## PROBLEM TO WORK ON
Copy every record exactly, and keep the pictures out.

--- ENTRIES SUPPLIED ---

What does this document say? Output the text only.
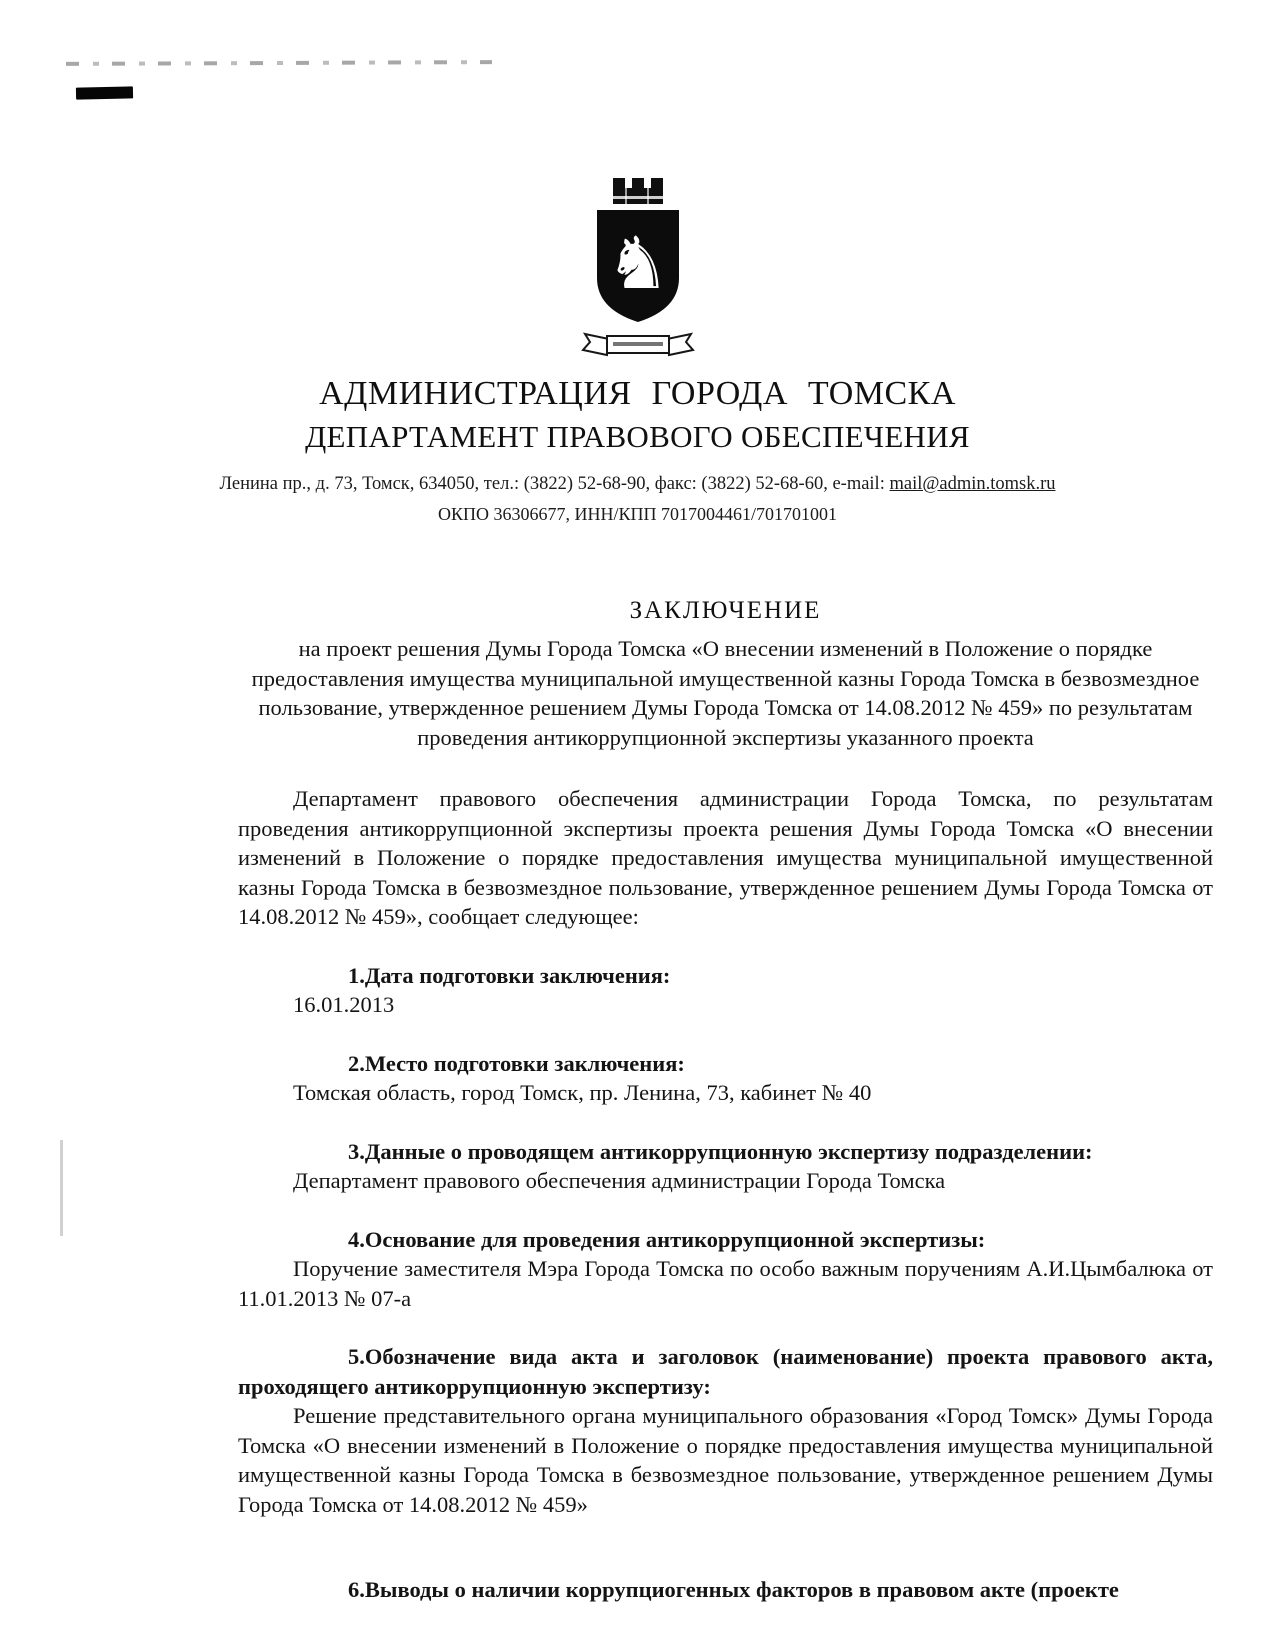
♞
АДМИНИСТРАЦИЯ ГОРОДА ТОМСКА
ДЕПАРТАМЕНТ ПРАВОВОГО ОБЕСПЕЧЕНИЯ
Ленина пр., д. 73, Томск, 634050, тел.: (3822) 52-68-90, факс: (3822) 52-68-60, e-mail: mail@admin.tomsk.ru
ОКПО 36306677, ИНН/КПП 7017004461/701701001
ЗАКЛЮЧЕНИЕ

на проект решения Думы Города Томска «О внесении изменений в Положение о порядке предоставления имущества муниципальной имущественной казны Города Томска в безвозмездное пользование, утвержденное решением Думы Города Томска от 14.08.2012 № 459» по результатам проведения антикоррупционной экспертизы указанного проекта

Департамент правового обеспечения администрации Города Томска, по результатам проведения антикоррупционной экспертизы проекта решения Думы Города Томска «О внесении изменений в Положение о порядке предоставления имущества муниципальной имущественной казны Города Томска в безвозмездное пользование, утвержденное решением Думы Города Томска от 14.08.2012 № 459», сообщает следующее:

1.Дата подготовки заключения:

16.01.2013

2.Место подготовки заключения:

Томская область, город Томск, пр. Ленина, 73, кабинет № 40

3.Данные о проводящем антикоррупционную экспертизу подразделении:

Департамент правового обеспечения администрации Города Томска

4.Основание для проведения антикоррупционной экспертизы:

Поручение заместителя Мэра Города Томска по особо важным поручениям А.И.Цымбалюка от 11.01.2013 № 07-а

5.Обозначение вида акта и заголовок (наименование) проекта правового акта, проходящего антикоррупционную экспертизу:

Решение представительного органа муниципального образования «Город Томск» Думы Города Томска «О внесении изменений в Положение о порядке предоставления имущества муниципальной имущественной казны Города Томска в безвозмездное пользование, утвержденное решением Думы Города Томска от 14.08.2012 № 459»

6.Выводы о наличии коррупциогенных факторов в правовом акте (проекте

---

## RESULT OF THE TASK
What does this document say? Output the text only.
♞
АДМИНИСТРАЦИЯ ГОРОДА ТОМСКА
ДЕПАРТАМЕНТ ПРАВОВОГО ОБЕСПЕЧЕНИЯ
Ленина пр., д. 73, Томск, 634050, тел.: (3822) 52-68-90, факс: (3822) 52-68-60, e-mail: mail@admin.tomsk.ru
ОКПО 36306677, ИНН/КПП 7017004461/701701001
ЗАКЛЮЧЕНИЕ

на проект решения Думы Города Томска «О внесении изменений в Положение о порядке предоставления имущества муниципальной имущественной казны Города Томска в безвозмездное пользование, утвержденное решением Думы Города Томска от 14.08.2012 № 459» по результатам проведения антикоррупционной экспертизы указанного проекта

Департамент правового обеспечения администрации Города Томска, по результатам проведения антикоррупционной экспертизы проекта решения Думы Города Томска «О внесении изменений в Положение о порядке предоставления имущества муниципальной имущественной казны Города Томска в безвозмездное пользование, утвержденное решением Думы Города Томска от 14.08.2012 № 459», сообщает следующее:

1.Дата подготовки заключения:

16.01.2013

2.Место подготовки заключения:

Томская область, город Томск, пр. Ленина, 73, кабинет № 40

3.Данные о проводящем антикоррупционную экспертизу подразделении:

Департамент правового обеспечения администрации Города Томска

4.Основание для проведения антикоррупционной экспертизы:

Поручение заместителя Мэра Города Томска по особо важным поручениям А.И.Цымбалюка от 11.01.2013 № 07-а

5.Обозначение вида акта и заголовок (наименование) проекта правового акта, проходящего антикоррупционную экспертизу:

Решение представительного органа муниципального образования «Город Томск» Думы Города Томска «О внесении изменений в Положение о порядке предоставления имущества муниципальной имущественной казны Города Томска в безвозмездное пользование, утвержденное решением Думы Города Томска от 14.08.2012 № 459»

6.Выводы о наличии коррупциогенных факторов в правовом акте (проекте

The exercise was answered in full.